Exercise requirements: Return the material word for word. Do not include pictures.
------------
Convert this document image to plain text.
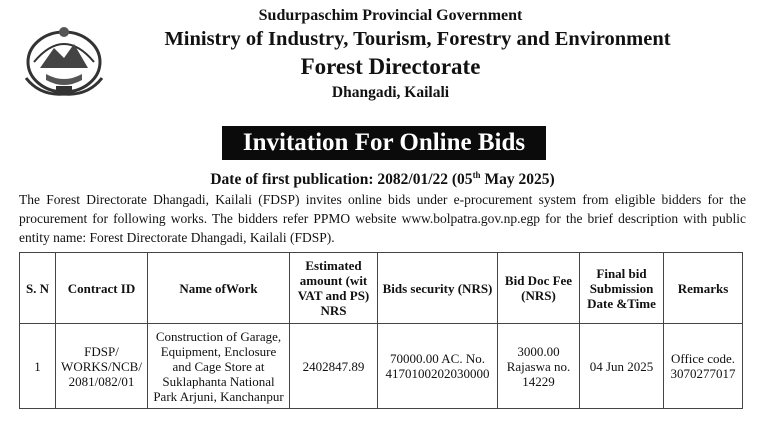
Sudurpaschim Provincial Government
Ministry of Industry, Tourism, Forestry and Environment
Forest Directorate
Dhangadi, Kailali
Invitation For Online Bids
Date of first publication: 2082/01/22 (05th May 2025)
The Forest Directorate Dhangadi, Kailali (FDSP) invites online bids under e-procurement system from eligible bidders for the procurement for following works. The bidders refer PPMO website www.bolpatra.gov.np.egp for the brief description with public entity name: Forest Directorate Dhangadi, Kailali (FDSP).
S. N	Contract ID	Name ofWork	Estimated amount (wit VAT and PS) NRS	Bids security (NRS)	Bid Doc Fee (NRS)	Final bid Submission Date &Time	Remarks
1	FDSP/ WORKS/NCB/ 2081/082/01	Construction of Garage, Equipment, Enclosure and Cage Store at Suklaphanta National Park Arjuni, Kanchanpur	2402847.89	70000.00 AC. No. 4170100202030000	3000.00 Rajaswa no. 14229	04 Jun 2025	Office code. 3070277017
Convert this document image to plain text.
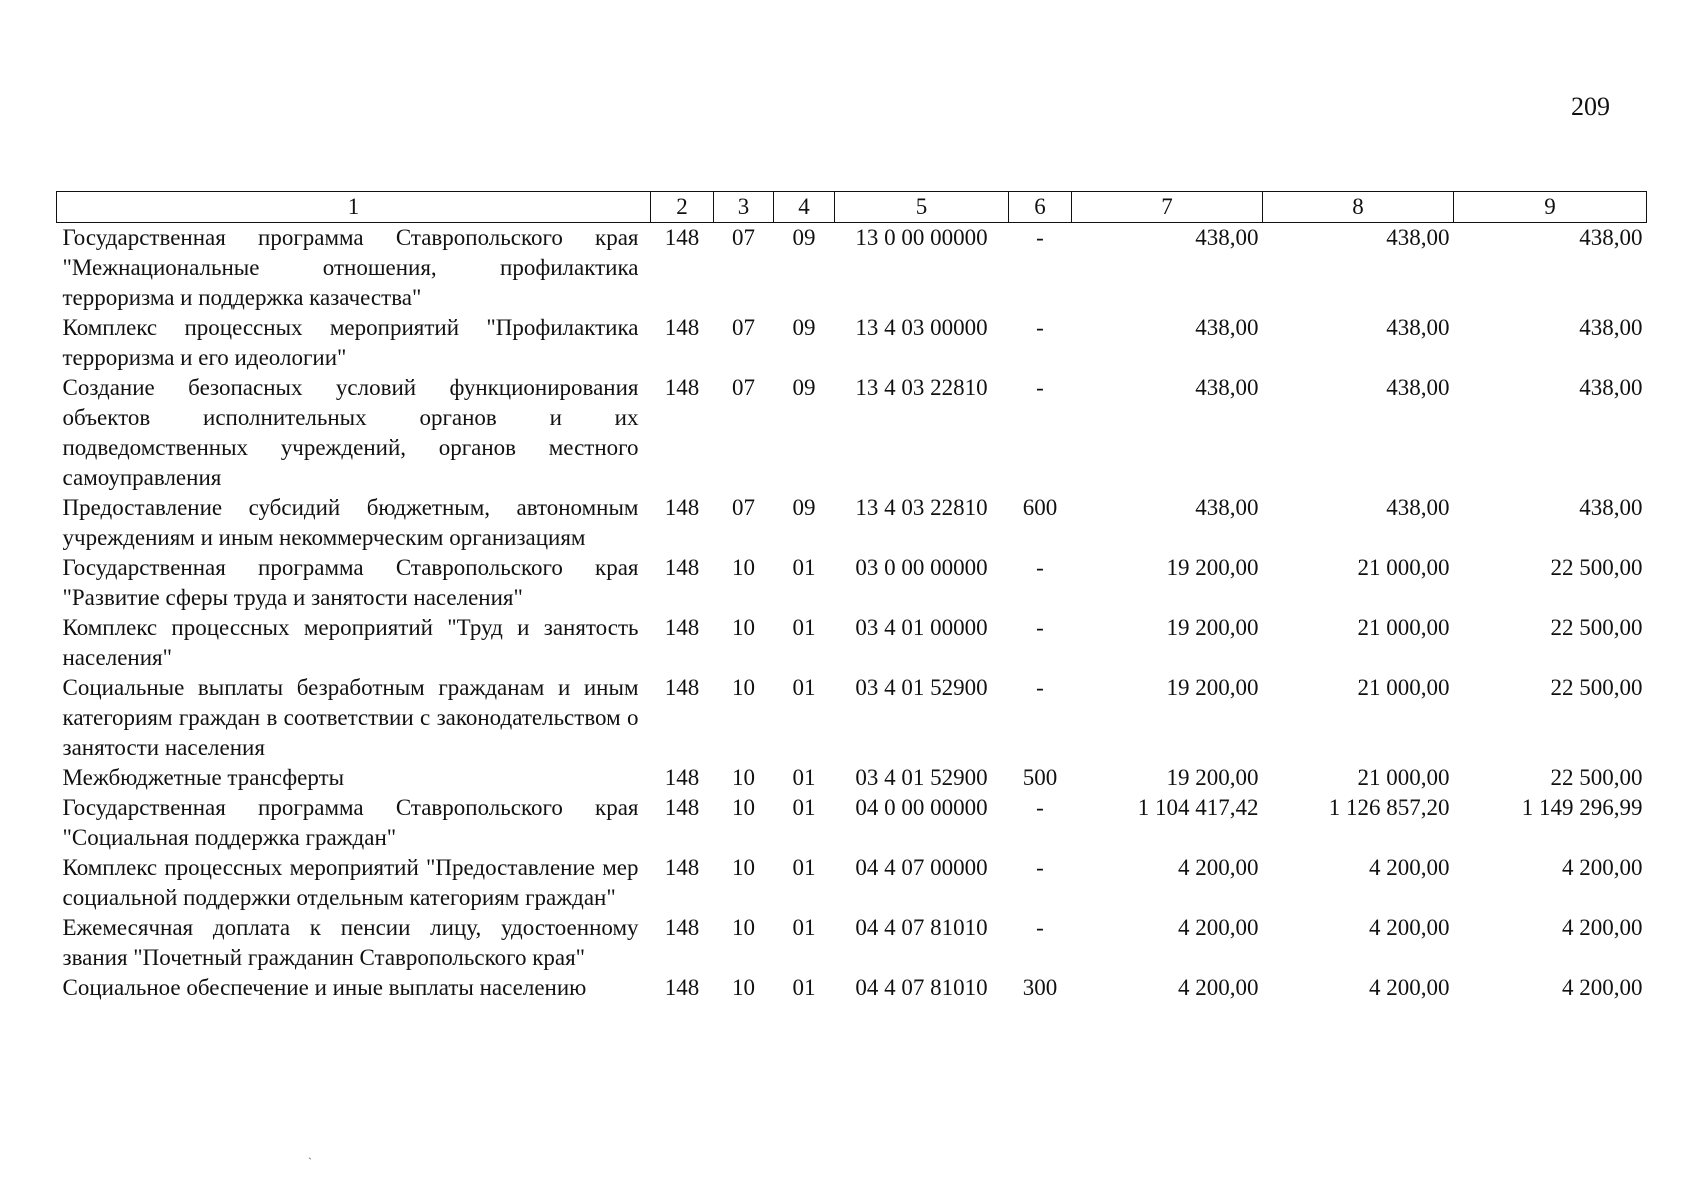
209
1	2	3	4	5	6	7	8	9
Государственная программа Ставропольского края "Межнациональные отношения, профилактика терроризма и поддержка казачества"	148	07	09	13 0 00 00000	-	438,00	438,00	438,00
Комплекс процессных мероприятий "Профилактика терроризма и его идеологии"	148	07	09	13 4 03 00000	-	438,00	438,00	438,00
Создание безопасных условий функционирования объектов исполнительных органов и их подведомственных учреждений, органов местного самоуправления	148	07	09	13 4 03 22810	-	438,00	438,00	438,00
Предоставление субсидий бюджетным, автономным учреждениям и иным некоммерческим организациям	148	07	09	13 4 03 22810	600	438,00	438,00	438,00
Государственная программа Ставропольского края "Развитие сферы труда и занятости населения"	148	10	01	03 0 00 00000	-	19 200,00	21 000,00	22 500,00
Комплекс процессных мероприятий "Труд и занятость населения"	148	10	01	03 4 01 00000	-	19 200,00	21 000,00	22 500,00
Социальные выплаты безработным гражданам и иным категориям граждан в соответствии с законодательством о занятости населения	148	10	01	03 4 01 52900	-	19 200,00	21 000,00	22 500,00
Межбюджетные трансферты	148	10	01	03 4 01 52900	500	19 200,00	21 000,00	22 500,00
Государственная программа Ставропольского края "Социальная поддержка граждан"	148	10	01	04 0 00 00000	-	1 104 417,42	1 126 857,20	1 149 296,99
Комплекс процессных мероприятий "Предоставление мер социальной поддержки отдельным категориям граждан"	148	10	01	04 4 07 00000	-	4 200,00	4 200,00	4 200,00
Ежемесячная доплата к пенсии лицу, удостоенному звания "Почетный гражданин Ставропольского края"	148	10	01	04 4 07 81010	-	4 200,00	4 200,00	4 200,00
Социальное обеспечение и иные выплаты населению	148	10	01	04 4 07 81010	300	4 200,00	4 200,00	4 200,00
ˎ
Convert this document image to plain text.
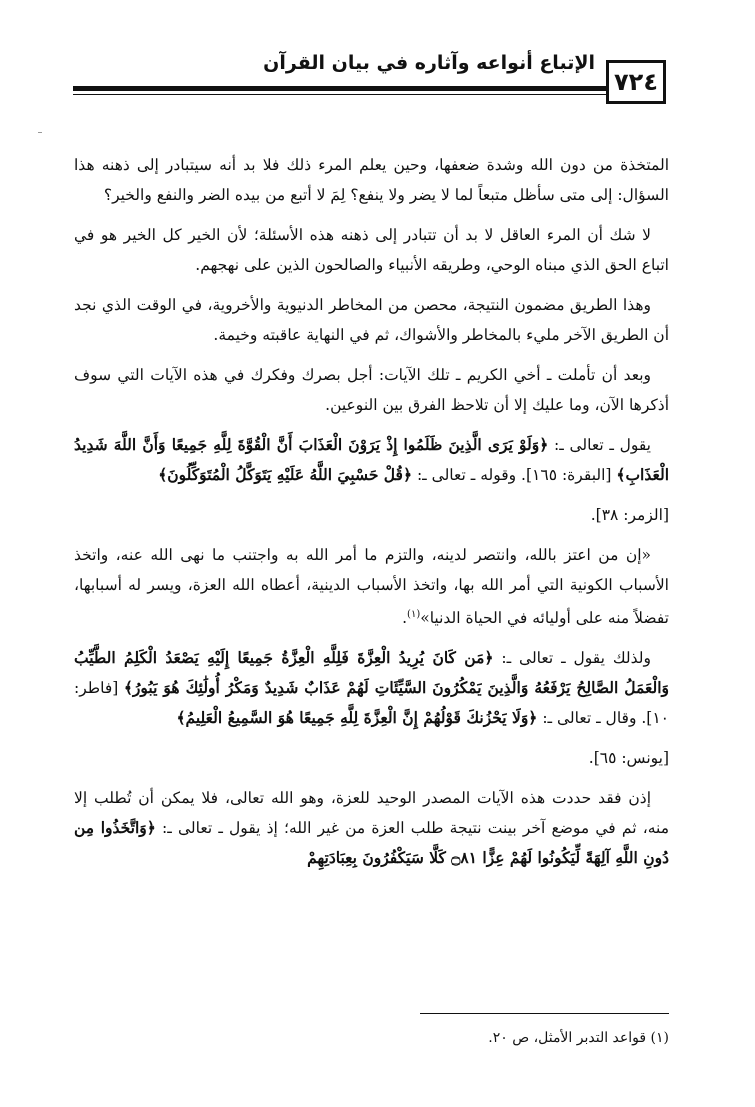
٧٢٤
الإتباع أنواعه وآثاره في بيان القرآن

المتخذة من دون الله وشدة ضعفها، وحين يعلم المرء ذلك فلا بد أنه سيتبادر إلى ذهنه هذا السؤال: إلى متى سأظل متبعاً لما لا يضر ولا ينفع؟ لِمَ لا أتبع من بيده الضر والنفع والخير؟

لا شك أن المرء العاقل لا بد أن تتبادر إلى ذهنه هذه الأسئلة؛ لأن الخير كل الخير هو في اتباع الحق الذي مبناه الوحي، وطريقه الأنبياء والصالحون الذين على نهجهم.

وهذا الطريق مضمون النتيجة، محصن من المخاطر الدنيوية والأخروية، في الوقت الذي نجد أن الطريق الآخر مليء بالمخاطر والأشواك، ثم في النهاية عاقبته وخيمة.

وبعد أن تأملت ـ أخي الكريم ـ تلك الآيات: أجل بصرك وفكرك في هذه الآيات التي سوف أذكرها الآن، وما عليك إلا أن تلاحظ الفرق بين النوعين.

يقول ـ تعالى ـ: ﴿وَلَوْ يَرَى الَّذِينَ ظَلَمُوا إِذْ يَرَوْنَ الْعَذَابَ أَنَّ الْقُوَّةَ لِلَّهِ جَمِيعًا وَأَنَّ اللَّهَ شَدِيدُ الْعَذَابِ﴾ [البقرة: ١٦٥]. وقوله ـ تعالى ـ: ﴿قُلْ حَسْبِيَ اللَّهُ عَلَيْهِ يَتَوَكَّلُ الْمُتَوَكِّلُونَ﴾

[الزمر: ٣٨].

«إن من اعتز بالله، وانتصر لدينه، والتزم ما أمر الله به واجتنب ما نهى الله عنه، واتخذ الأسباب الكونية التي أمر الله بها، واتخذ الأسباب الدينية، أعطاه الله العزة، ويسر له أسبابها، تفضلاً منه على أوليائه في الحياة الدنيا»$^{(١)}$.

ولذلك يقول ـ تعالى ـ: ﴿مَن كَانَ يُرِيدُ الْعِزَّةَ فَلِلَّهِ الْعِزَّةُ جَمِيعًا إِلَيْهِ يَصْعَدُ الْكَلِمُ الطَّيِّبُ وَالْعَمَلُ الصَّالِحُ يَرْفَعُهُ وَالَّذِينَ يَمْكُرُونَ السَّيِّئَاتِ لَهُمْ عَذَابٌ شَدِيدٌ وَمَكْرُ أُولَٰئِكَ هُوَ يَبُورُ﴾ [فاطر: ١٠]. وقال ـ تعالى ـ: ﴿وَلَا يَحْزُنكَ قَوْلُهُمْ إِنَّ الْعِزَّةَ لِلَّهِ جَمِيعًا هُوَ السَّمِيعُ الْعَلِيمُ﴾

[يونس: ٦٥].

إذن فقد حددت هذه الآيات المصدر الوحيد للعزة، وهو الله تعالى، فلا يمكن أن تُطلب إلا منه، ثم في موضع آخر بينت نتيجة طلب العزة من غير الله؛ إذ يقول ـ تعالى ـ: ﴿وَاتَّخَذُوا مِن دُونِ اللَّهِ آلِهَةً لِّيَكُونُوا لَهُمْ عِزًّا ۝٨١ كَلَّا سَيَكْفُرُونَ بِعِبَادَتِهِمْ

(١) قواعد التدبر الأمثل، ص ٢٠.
------------
Solution to this problem:
Convert this document image to plain text.
Sudurpaschim Provincial Government
Ministry of Industry, Tourism, Forestry and Environment
Forest Directorate
Dhangadi, Kailali
Invitation For Online Bids
Date of first publication: 2082/01/22 (05th May 2025)
The Forest Directorate Dhangadi, Kailali (FDSP) invites online bids under e-procurement system from eligible bidders for the procurement for following works. The bidders refer PPMO website www.bolpatra.gov.np.egp for the brief description with public entity name: Forest Directorate Dhangadi, Kailali (FDSP).
S. N	Contract ID	Name ofWork	Estimated amount (wit VAT and PS) NRS	Bids security (NRS)	Bid Doc Fee (NRS)	Final bid Submission Date &Time	Remarks
1	FDSP/ WORKS/NCB/ 2081/082/01	Construction of Garage, Equipment, Enclosure and Cage Store at Suklaphanta National Park Arjuni, Kanchanpur	2402847.89	70000.00 AC. No. 4170100202030000	3000.00 Rajaswa no. 14229	04 Jun 2025	Office code. 3070277017
Convert this document image to plain text.
209
1	2	3	4	5	6	7	8	9
Государственная программа Ставропольского края "Межнациональные отношения, профилактика терроризма и поддержка казачества"	148	07	09	13 0 00 00000	-	438,00	438,00	438,00
Комплекс процессных мероприятий "Профилактика терроризма и его идеологии"	148	07	09	13 4 03 00000	-	438,00	438,00	438,00
Создание безопасных условий функционирования объектов исполнительных органов и их подведомственных учреждений, органов местного самоуправления	148	07	09	13 4 03 22810	-	438,00	438,00	438,00
Предоставление субсидий бюджетным, автономным учреждениям и иным некоммерческим организациям	148	07	09	13 4 03 22810	600	438,00	438,00	438,00
Государственная программа Ставропольского края "Развитие сферы труда и занятости населения"	148	10	01	03 0 00 00000	-	19 200,00	21 000,00	22 500,00
Комплекс процессных мероприятий "Труд и занятость населения"	148	10	01	03 4 01 00000	-	19 200,00	21 000,00	22 500,00
Социальные выплаты безработным гражданам и иным категориям граждан в соответствии с законодательством о занятости населения	148	10	01	03 4 01 52900	-	19 200,00	21 000,00	22 500,00
Межбюджетные трансферты	148	10	01	03 4 01 52900	500	19 200,00	21 000,00	22 500,00
Государственная программа Ставропольского края "Социальная поддержка граждан"	148	10	01	04 0 00 00000	-	1 104 417,42	1 126 857,20	1 149 296,99
Комплекс процессных мероприятий "Предоставление мер социальной поддержки отдельным категориям граждан"	148	10	01	04 4 07 00000	-	4 200,00	4 200,00	4 200,00
Ежемесячная доплата к пенсии лицу, удостоенному звания "Почетный гражданин Ставропольского края"	148	10	01	04 4 07 81010	-	4 200,00	4 200,00	4 200,00
Социальное обеспечение и иные выплаты населению	148	10	01	04 4 07 81010	300	4 200,00	4 200,00	4 200,00
ˎ
Convert this document image to plain text.
٧٢٤
الإتباع أنواعه وآثاره في بيان القرآن

المتخذة من دون الله وشدة ضعفها، وحين يعلم المرء ذلك فلا بد أنه سيتبادر إلى ذهنه هذا السؤال: إلى متى سأظل متبعاً لما لا يضر ولا ينفع؟ لِمَ لا أتبع من بيده الضر والنفع والخير؟

لا شك أن المرء العاقل لا بد أن تتبادر إلى ذهنه هذه الأسئلة؛ لأن الخير كل الخير هو في اتباع الحق الذي مبناه الوحي، وطريقه الأنبياء والصالحون الذين على نهجهم.

وهذا الطريق مضمون النتيجة، محصن من المخاطر الدنيوية والأخروية، في الوقت الذي نجد أن الطريق الآخر مليء بالمخاطر والأشواك، ثم في النهاية عاقبته وخيمة.

وبعد أن تأملت ـ أخي الكريم ـ تلك الآيات: أجل بصرك وفكرك في هذه الآيات التي سوف أذكرها الآن، وما عليك إلا أن تلاحظ الفرق بين النوعين.

يقول ـ تعالى ـ: ﴿وَلَوْ يَرَى الَّذِينَ ظَلَمُوا إِذْ يَرَوْنَ الْعَذَابَ أَنَّ الْقُوَّةَ لِلَّهِ جَمِيعًا وَأَنَّ اللَّهَ شَدِيدُ الْعَذَابِ﴾ [البقرة: ١٦٥]. وقوله ـ تعالى ـ: ﴿قُلْ حَسْبِيَ اللَّهُ عَلَيْهِ يَتَوَكَّلُ الْمُتَوَكِّلُونَ﴾

[الزمر: ٣٨].

«إن من اعتز بالله، وانتصر لدينه، والتزم ما أمر الله به واجتنب ما نهى الله عنه، واتخذ الأسباب الكونية التي أمر الله بها، واتخذ الأسباب الدينية، أعطاه الله العزة، ويسر له أسبابها، تفضلاً منه على أوليائه في الحياة الدنيا»$^{(١)}$.

ولذلك يقول ـ تعالى ـ: ﴿مَن كَانَ يُرِيدُ الْعِزَّةَ فَلِلَّهِ الْعِزَّةُ جَمِيعًا إِلَيْهِ يَصْعَدُ الْكَلِمُ الطَّيِّبُ وَالْعَمَلُ الصَّالِحُ يَرْفَعُهُ وَالَّذِينَ يَمْكُرُونَ السَّيِّئَاتِ لَهُمْ عَذَابٌ شَدِيدٌ وَمَكْرُ أُولَٰئِكَ هُوَ يَبُورُ﴾ [فاطر: ١٠]. وقال ـ تعالى ـ: ﴿وَلَا يَحْزُنكَ قَوْلُهُمْ إِنَّ الْعِزَّةَ لِلَّهِ جَمِيعًا هُوَ السَّمِيعُ الْعَلِيمُ﴾

[يونس: ٦٥].

إذن فقد حددت هذه الآيات المصدر الوحيد للعزة، وهو الله تعالى، فلا يمكن أن تُطلب إلا منه، ثم في موضع آخر بينت نتيجة طلب العزة من غير الله؛ إذ يقول ـ تعالى ـ: ﴿وَاتَّخَذُوا مِن دُونِ اللَّهِ آلِهَةً لِّيَكُونُوا لَهُمْ عِزًّا ۝٨١ كَلَّا سَيَكْفُرُونَ بِعِبَادَتِهِمْ

(١) قواعد التدبر الأمثل، ص ٢٠.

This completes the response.